Read the lines below. Copy out any that hold the string "document".

#### Input

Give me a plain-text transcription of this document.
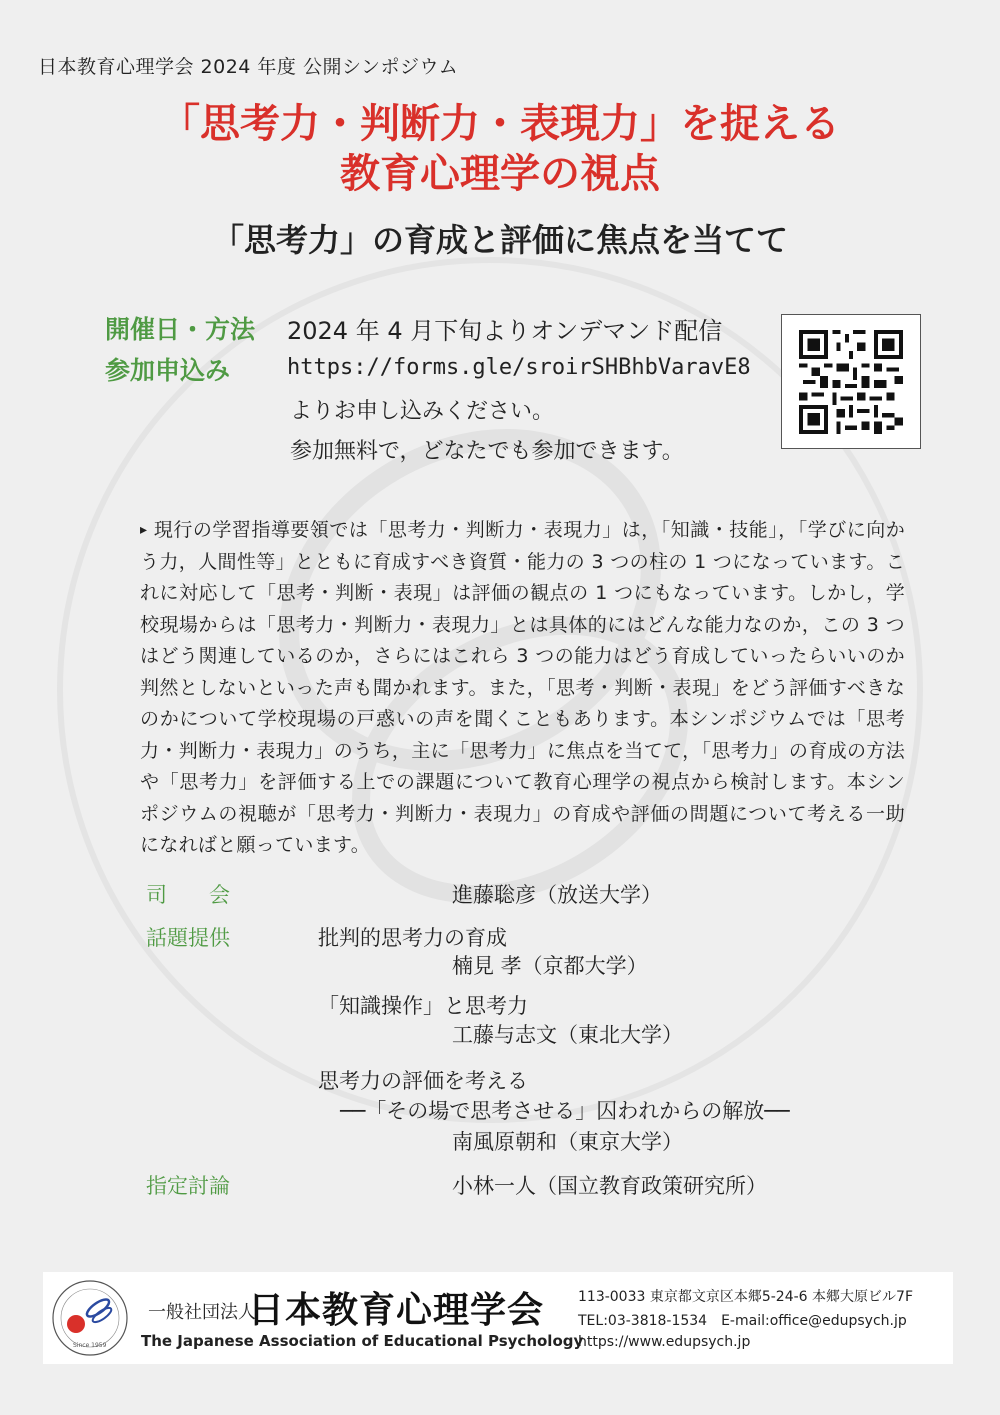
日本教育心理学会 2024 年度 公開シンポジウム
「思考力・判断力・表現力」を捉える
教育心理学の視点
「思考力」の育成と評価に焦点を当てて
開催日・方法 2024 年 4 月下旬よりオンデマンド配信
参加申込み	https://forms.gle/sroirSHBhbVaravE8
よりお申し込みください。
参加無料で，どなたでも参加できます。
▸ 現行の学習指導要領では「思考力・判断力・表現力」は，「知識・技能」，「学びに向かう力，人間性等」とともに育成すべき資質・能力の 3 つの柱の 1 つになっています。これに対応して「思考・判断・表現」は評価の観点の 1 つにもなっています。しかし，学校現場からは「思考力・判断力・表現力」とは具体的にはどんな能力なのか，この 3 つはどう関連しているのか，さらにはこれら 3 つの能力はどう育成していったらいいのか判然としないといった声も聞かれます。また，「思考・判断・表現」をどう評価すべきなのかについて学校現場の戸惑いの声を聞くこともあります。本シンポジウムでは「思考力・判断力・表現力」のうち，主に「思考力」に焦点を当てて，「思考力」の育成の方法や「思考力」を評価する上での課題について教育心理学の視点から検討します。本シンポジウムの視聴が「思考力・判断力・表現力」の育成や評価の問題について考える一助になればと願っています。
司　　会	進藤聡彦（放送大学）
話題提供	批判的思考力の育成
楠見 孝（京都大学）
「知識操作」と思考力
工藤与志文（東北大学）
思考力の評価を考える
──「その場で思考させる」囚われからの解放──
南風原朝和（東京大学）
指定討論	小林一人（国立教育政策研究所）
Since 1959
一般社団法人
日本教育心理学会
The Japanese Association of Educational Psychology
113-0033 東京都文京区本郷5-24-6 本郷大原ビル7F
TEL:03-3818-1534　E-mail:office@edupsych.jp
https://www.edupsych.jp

########
#### Input

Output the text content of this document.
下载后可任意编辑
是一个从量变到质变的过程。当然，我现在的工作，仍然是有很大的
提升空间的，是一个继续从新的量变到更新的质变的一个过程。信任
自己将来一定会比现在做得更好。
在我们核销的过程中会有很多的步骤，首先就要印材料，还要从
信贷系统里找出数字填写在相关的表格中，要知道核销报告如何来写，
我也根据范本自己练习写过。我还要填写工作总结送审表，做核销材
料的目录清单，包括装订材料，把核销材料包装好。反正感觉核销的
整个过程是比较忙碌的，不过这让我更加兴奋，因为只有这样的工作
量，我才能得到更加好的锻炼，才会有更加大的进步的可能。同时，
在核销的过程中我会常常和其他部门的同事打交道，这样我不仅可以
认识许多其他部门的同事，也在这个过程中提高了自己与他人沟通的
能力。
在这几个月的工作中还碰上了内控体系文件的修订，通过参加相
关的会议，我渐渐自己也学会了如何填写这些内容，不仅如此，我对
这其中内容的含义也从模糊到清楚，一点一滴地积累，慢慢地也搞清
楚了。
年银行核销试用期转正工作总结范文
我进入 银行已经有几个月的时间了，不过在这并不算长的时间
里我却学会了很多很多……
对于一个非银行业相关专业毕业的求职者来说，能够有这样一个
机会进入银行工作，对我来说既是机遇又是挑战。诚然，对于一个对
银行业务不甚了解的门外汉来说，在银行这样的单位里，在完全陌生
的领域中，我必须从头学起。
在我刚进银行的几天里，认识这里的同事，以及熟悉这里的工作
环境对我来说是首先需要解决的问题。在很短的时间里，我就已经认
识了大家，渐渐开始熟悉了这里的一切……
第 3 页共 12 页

########

# Exercise solution
Give me a plain-text transcription of this document.
Output the text content of this document.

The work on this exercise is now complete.